*Work to complete:* Transcribe the records exactly. Pictures do not belong in the transcription.

*Data for this exercise:*
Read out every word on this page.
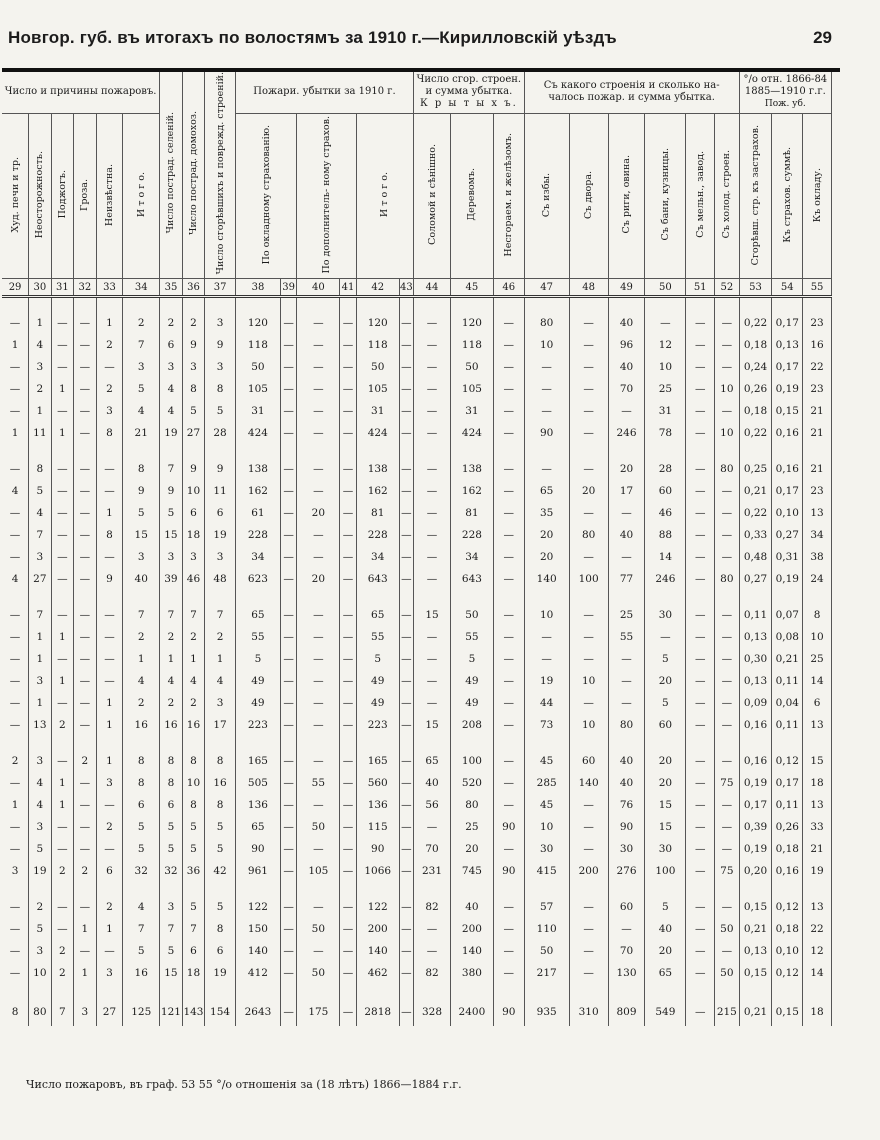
Новгор. губ. въ итогахъ по волостямъ за 1910 г.—Кирилловскій уѣздъ	29
Число и причины пожаровъ.						Число пострад. селеній.	Число пострад. домохоз.	Число сгорѣвшихъ и поврежд. строеній.	Пожари. убытки за 1910 г.						Число сгор. строен. и сумма убытка.
К р ы т ы х ъ.			Съ какого строенія и сколько на- чалось пожар. и сумма убытка.						°/о отн. 1866-84 1885—1910 г.г.
Пож. уб.		
Худ. печи и тр.	Неосторожность.	Поджогъ.	Гроза.	Неизвѣстна.	И т о г о.				По окладному страхованію.		По дополнитель- ному страхов.		И т о г о.		Соломой и сѣнішно.	Деревомъ.	Несгораем. и желѣзомъ.	Съ избы.	Съ двора.	Съ риги, овина.	Съ бани, кузницы.	Съ мельн., завод.	Съ холод. строен.	Сгорѣвш. стр. къ застрахов.	Къ страхов. суммѣ.	Къ окладу.
29	30	31	32	33	34	35	36	37	38	39	40	41	42	43	44	45	46	47	48	49	50	51	52	53	54	55

—	1	—	—	1	2	2	2	3	120	—	—	—	120	—	—	120	—	80	—	40	—	—	—	0,22	0,17	23
1	4	—	—	2	7	6	9	9	118	—	—	—	118	—	—	118	—	10	—	96	12	—	—	0,18	0,13	16
—	3	—	—	—	3	3	3	3	50	—	—	—	50	—	—	50	—	—	—	40	10	—	—	0,24	0,17	22
—	2	1	—	2	5	4	8	8	105	—	—	—	105	—	—	105	—	—	—	70	25	—	10	0,26	0,19	23
—	1	—	—	3	4	4	5	5	31	—	—	—	31	—	—	31	—	—	—	—	31	—	—	0,18	0,15	21
1	11	1	—	8	21	19	27	28	424	—	—	—	424	—	—	424	—	90	—	246	78	—	10	0,22	0,16	21

—	8	—	—	—	8	7	9	9	138	—	—	—	138	—	—	138	—	—	—	20	28	—	80	0,25	0,16	21
4	5	—	—	—	9	9	10	11	162	—	—	—	162	—	—	162	—	65	20	17	60	—	—	0,21	0,17	23
—	4	—	—	1	5	5	6	6	61	—	20	—	81	—	—	81	—	35	—	—	46	—	—	0,22	0,10	13
—	7	—	—	8	15	15	18	19	228	—	—	—	228	—	—	228	—	20	80	40	88	—	—	0,33	0,27	34
—	3	—	—	—	3	3	3	3	34	—	—	—	34	—	—	34	—	20	—	—	14	—	—	0,48	0,31	38
4	27	—	—	9	40	39	46	48	623	—	20	—	643	—	—	643	—	140	100	77	246	—	80	0,27	0,19	24

—	7	—	—	—	7	7	7	7	65	—	—	—	65	—	15	50	—	10	—	25	30	—	—	0,11	0,07	8
—	1	1	—	—	2	2	2	2	55	—	—	—	55	—	—	55	—	—	—	55	—	—	—	0,13	0,08	10
—	1	—	—	—	1	1	1	1	5	—	—	—	5	—	—	5	—	—	—	—	5	—	—	0,30	0,21	25
—	3	1	—	—	4	4	4	4	49	—	—	—	49	—	—	49	—	19	10	—	20	—	—	0,13	0,11	14
—	1	—	—	1	2	2	2	3	49	—	—	—	49	—	—	49	—	44	—	—	5	—	—	0,09	0,04	6
—	13	2	—	1	16	16	16	17	223	—	—	—	223	—	15	208	—	73	10	80	60	—	—	0,16	0,11	13

2	3	—	2	1	8	8	8	8	165	—	—	—	165	—	65	100	—	45	60	40	20	—	—	0,16	0,12	15
—	4	1	—	3	8	8	10	16	505	—	55	—	560	—	40	520	—	285	140	40	20	—	75	0,19	0,17	18
1	4	1	—	—	6	6	8	8	136	—	—	—	136	—	56	80	—	45	—	76	15	—	—	0,17	0,11	13
—	3	—	—	2	5	5	5	5	65	—	50	—	115	—	—	25	90	10	—	90	15	—	—	0,39	0,26	33
—	5	—	—	—	5	5	5	5	90	—	—	—	90	—	70	20	—	30	—	30	30	—	—	0,19	0,18	21
3	19	2	2	6	32	32	36	42	961	—	105	—	1066	—	231	745	90	415	200	276	100	—	75	0,20	0,16	19

—	2	—	—	2	4	3	5	5	122	—	—	—	122	—	82	40	—	57	—	60	5	—	—	0,15	0,12	13
—	5	—	1	1	7	7	7	8	150	—	50	—	200	—	—	200	—	110	—	—	40	—	50	0,21	0,18	22
—	3	2	—	—	5	5	6	6	140	—	—	—	140	—	—	140	—	50	—	70	20	—	—	0,13	0,10	12
—	10	2	1	3	16	15	18	19	412	—	50	—	462	—	82	380	—	217	—	130	65	—	50	0,15	0,12	14

8	80	7	3	27	125	121	143	154	2643	—	175	—	2818	—	328	2400	90	935	310	809	549	—	215	0,21	0,15	18
Число пожаровъ, въ граф. 53 55 °/о отношенія за (18 лѣтъ) 1866—1884 г.г.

*Expected answer:*
Read out every word on this page.
Новгор. губ. въ итогахъ по волостямъ за 1910 г.—Кирилловскій уѣздъ	29
Число и причины пожаровъ.						Число пострад. селеній.	Число пострад. домохоз.	Число сгорѣвшихъ и поврежд. строеній.	Пожари. убытки за 1910 г.						Число сгор. строен. и сумма убытка.
К р ы т ы х ъ.			Съ какого строенія и сколько на- чалось пожар. и сумма убытка.						°/о отн. 1866-84 1885—1910 г.г.
Пож. уб.		
Худ. печи и тр.	Неосторожность.	Поджогъ.	Гроза.	Неизвѣстна.	И т о г о.				По окладному страхованію.		По дополнитель- ному страхов.		И т о г о.		Соломой и сѣнішно.	Деревомъ.	Несгораем. и желѣзомъ.	Съ избы.	Съ двора.	Съ риги, овина.	Съ бани, кузницы.	Съ мельн., завод.	Съ холод. строен.	Сгорѣвш. стр. къ застрахов.	Къ страхов. суммѣ.	Къ окладу.
29	30	31	32	33	34	35	36	37	38	39	40	41	42	43	44	45	46	47	48	49	50	51	52	53	54	55

—	1	—	—	1	2	2	2	3	120	—	—	—	120	—	—	120	—	80	—	40	—	—	—	0,22	0,17	23
1	4	—	—	2	7	6	9	9	118	—	—	—	118	—	—	118	—	10	—	96	12	—	—	0,18	0,13	16
—	3	—	—	—	3	3	3	3	50	—	—	—	50	—	—	50	—	—	—	40	10	—	—	0,24	0,17	22
—	2	1	—	2	5	4	8	8	105	—	—	—	105	—	—	105	—	—	—	70	25	—	10	0,26	0,19	23
—	1	—	—	3	4	4	5	5	31	—	—	—	31	—	—	31	—	—	—	—	31	—	—	0,18	0,15	21
1	11	1	—	8	21	19	27	28	424	—	—	—	424	—	—	424	—	90	—	246	78	—	10	0,22	0,16	21

—	8	—	—	—	8	7	9	9	138	—	—	—	138	—	—	138	—	—	—	20	28	—	80	0,25	0,16	21
4	5	—	—	—	9	9	10	11	162	—	—	—	162	—	—	162	—	65	20	17	60	—	—	0,21	0,17	23
—	4	—	—	1	5	5	6	6	61	—	20	—	81	—	—	81	—	35	—	—	46	—	—	0,22	0,10	13
—	7	—	—	8	15	15	18	19	228	—	—	—	228	—	—	228	—	20	80	40	88	—	—	0,33	0,27	34
—	3	—	—	—	3	3	3	3	34	—	—	—	34	—	—	34	—	20	—	—	14	—	—	0,48	0,31	38
4	27	—	—	9	40	39	46	48	623	—	20	—	643	—	—	643	—	140	100	77	246	—	80	0,27	0,19	24

—	7	—	—	—	7	7	7	7	65	—	—	—	65	—	15	50	—	10	—	25	30	—	—	0,11	0,07	8
—	1	1	—	—	2	2	2	2	55	—	—	—	55	—	—	55	—	—	—	55	—	—	—	0,13	0,08	10
—	1	—	—	—	1	1	1	1	5	—	—	—	5	—	—	5	—	—	—	—	5	—	—	0,30	0,21	25
—	3	1	—	—	4	4	4	4	49	—	—	—	49	—	—	49	—	19	10	—	20	—	—	0,13	0,11	14
—	1	—	—	1	2	2	2	3	49	—	—	—	49	—	—	49	—	44	—	—	5	—	—	0,09	0,04	6
—	13	2	—	1	16	16	16	17	223	—	—	—	223	—	15	208	—	73	10	80	60	—	—	0,16	0,11	13

2	3	—	2	1	8	8	8	8	165	—	—	—	165	—	65	100	—	45	60	40	20	—	—	0,16	0,12	15
—	4	1	—	3	8	8	10	16	505	—	55	—	560	—	40	520	—	285	140	40	20	—	75	0,19	0,17	18
1	4	1	—	—	6	6	8	8	136	—	—	—	136	—	56	80	—	45	—	76	15	—	—	0,17	0,11	13
—	3	—	—	2	5	5	5	5	65	—	50	—	115	—	—	25	90	10	—	90	15	—	—	0,39	0,26	33
—	5	—	—	—	5	5	5	5	90	—	—	—	90	—	70	20	—	30	—	30	30	—	—	0,19	0,18	21
3	19	2	2	6	32	32	36	42	961	—	105	—	1066	—	231	745	90	415	200	276	100	—	75	0,20	0,16	19

—	2	—	—	2	4	3	5	5	122	—	—	—	122	—	82	40	—	57	—	60	5	—	—	0,15	0,12	13
—	5	—	1	1	7	7	7	8	150	—	50	—	200	—	—	200	—	110	—	—	40	—	50	0,21	0,18	22
—	3	2	—	—	5	5	6	6	140	—	—	—	140	—	—	140	—	50	—	70	20	—	—	0,13	0,10	12
—	10	2	1	3	16	15	18	19	412	—	50	—	462	—	82	380	—	217	—	130	65	—	50	0,15	0,12	14

8	80	7	3	27	125	121	143	154	2643	—	175	—	2818	—	328	2400	90	935	310	809	549	—	215	0,21	0,15	18
Число пожаровъ, въ граф. 53 55 °/о отношенія за (18 лѣтъ) 1866—1884 г.г.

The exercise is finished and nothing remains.